## BEGIN

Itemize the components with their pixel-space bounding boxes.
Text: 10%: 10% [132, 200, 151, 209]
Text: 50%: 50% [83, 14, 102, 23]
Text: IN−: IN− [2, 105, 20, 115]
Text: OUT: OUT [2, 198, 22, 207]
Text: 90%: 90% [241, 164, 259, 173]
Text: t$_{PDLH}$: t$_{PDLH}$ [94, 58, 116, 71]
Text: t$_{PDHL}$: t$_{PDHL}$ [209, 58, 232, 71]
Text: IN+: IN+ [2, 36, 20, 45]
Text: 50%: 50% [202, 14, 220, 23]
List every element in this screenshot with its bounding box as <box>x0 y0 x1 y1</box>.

## END
## BEGIN

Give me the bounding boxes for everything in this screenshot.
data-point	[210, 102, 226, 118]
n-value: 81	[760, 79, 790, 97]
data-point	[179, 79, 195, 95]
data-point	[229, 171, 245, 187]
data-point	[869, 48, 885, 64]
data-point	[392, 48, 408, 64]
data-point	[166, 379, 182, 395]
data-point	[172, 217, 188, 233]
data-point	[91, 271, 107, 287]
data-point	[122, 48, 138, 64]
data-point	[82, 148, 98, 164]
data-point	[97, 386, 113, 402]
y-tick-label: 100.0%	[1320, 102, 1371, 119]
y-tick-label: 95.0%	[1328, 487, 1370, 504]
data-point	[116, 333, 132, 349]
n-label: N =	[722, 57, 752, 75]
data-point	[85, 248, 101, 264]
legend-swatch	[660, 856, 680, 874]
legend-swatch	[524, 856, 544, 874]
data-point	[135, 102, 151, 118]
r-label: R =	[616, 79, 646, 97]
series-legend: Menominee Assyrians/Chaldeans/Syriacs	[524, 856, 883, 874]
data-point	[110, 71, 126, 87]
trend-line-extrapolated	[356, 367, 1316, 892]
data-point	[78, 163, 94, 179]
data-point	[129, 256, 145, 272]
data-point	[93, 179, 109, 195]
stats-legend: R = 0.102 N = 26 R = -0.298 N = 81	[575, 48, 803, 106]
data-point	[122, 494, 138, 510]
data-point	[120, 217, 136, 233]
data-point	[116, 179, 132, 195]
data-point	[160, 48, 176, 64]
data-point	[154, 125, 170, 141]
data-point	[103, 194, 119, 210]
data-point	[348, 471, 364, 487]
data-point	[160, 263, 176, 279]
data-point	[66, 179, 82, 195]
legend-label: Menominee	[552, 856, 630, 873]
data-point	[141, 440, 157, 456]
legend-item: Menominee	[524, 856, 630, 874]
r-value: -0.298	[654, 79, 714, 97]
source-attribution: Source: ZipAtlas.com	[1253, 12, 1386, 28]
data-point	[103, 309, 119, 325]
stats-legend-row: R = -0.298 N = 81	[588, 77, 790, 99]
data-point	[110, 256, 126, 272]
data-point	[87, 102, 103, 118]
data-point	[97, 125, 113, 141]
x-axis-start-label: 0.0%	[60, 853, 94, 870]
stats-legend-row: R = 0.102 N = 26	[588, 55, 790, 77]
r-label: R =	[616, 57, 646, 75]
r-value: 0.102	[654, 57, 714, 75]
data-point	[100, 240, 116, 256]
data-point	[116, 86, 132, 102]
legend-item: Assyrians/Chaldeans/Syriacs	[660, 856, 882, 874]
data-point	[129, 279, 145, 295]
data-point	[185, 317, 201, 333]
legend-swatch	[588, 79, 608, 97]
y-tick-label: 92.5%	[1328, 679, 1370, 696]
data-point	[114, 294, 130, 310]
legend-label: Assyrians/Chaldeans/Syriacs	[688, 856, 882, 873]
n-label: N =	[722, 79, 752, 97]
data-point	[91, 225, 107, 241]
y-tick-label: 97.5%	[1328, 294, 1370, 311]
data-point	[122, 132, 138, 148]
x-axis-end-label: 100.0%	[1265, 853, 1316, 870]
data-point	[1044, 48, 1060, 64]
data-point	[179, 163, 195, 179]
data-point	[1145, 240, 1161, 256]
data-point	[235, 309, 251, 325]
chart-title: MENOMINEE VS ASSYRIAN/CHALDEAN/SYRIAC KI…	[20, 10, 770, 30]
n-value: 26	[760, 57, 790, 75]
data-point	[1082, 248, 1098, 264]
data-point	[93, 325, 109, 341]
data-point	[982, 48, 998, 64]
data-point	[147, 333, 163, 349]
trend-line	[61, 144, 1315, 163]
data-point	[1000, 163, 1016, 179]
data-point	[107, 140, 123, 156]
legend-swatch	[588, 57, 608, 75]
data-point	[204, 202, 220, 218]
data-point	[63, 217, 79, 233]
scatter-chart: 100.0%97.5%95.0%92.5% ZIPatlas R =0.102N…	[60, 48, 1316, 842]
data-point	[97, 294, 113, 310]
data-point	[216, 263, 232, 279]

## END

> What you will do:
Take the lines from the one holding "Give me the" through the one holding "79, 646, 97]", inclusive, and swap "legend-swatch" for "legend-marker". Write out only those lines, with nothing else changed.

> Written solution:
Give me the bounding boxes for everything in this screenshot.
data-point	[210, 102, 226, 118]
n-value: 81	[760, 79, 790, 97]
data-point	[179, 79, 195, 95]
data-point	[229, 171, 245, 187]
data-point	[869, 48, 885, 64]
data-point	[392, 48, 408, 64]
data-point	[166, 379, 182, 395]
data-point	[172, 217, 188, 233]
data-point	[91, 271, 107, 287]
data-point	[122, 48, 138, 64]
data-point	[82, 148, 98, 164]
data-point	[97, 386, 113, 402]
y-tick-label: 100.0%	[1320, 102, 1371, 119]
y-tick-label: 95.0%	[1328, 487, 1370, 504]
data-point	[116, 333, 132, 349]
n-label: N =	[722, 57, 752, 75]
data-point	[85, 248, 101, 264]
legend-marker	[660, 856, 680, 874]
legend-marker	[524, 856, 544, 874]
data-point	[135, 102, 151, 118]
r-label: R =	[616, 79, 646, 97]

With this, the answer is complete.